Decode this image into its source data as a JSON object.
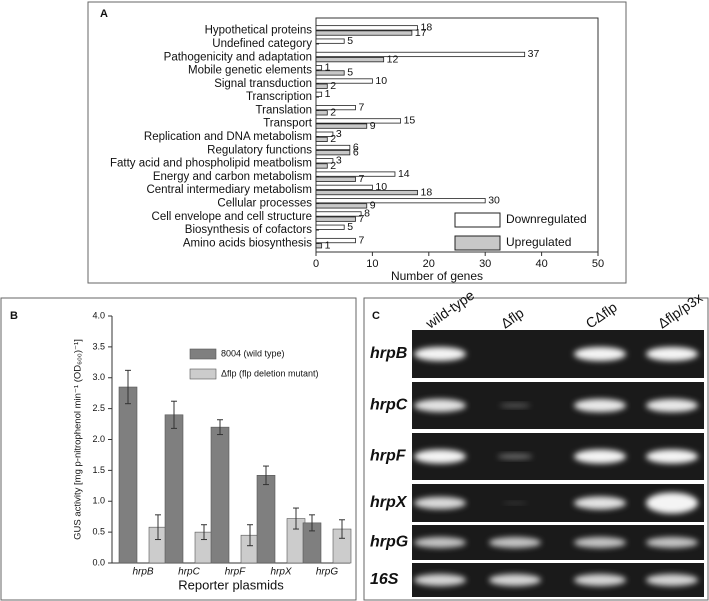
{
  "chart_data": [
    {
      "type": "bar",
      "horizontal": true,
      "panel_label": "A",
      "categories": [
        "Hypothetical proteins",
        "Undefined category",
        "Pathogenicity and adaptation",
        "Mobile genetic elements",
        "Signal transduction",
        "Transcription",
        "Translation",
        "Transport",
        "Replication and DNA metabolism",
        "Regulatory functions",
        "Fatty acid and phospholipid meatbolism",
        "Energy and carbon metabolism",
        "Central intermediary metabolism",
        "Cellular processes",
        "Cell envelope and cell structure",
        "Biosynthesis of cofactors",
        "Amino acids biosynthesis"
      ],
      "series": [
        {
          "name": "Downregulated",
          "color": "#ffffff",
          "values": [
            18,
            5,
            37,
            1,
            10,
            1,
            7,
            15,
            3,
            6,
            3,
            14,
            10,
            30,
            8,
            5,
            7
          ]
        },
        {
          "name": "Upregulated",
          "color": "#c8c8c8",
          "values": [
            17,
            null,
            12,
            5,
            2,
            null,
            2,
            9,
            2,
            6,
            2,
            7,
            18,
            9,
            7,
            null,
            1
          ]
        }
      ],
      "xlabel": "Number of genes",
      "xlim": [
        0,
        50
      ],
      "xticks": [
        0,
        10,
        20,
        30,
        40,
        50
      ],
      "legend": "lower right"
    },
    {
      "type": "bar",
      "horizontal": false,
      "panel_label": "B",
      "categories": [
        "hrpB",
        "hrpC",
        "hrpF",
        "hrpX",
        "hrpG"
      ],
      "series": [
        {
          "name": "8004 (wild type)",
          "color": "#7f7f7f",
          "values": [
            2.85,
            2.4,
            2.2,
            1.42,
            0.65
          ],
          "errors": [
            0.27,
            0.22,
            0.12,
            0.15,
            0.13
          ]
        },
        {
          "name": "Δflp (flp deletion mutant)",
          "color": "#cccccc",
          "values": [
            0.58,
            0.5,
            0.45,
            0.72,
            0.55
          ],
          "errors": [
            0.2,
            0.12,
            0.17,
            0.17,
            0.15
          ]
        }
      ],
      "xlabel": "Reporter plasmids",
      "ylabel": "GUS activity [mg p-nitrophenol min⁻¹ (OD₆₀₀)⁻¹]",
      "ylim": [
        0,
        4
      ],
      "yticks": [
        {
          "value": 0,
          "label": "0.0"
        },
        0.5,
        {
          "value": 1,
          "label": "1.0"
        },
        1.5,
        {
          "value": 2,
          "label": "2.0"
        },
        2.5,
        {
          "value": 3,
          "label": "3.0"
        },
        3.5,
        {
          "value": 4,
          "label": "4.0"
        }
      ],
      "legend": "upper right"
    }
  ],
  "gel": {
    "panel_label": "C",
    "lanes": [
      "wild-type",
      "Δflp",
      "CΔflp",
      "Δflp/p3x"
    ],
    "genes": [
      "hrpB",
      "hrpC",
      "hrpF",
      "hrpX",
      "hrpG",
      "16S"
    ]
  }
}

• • • • •

**Task to complete**
All lines above that include the word "right" must be copied into the answer.

**Solution to the problem**
      "legend": "lower right"
      "legend": "upper right"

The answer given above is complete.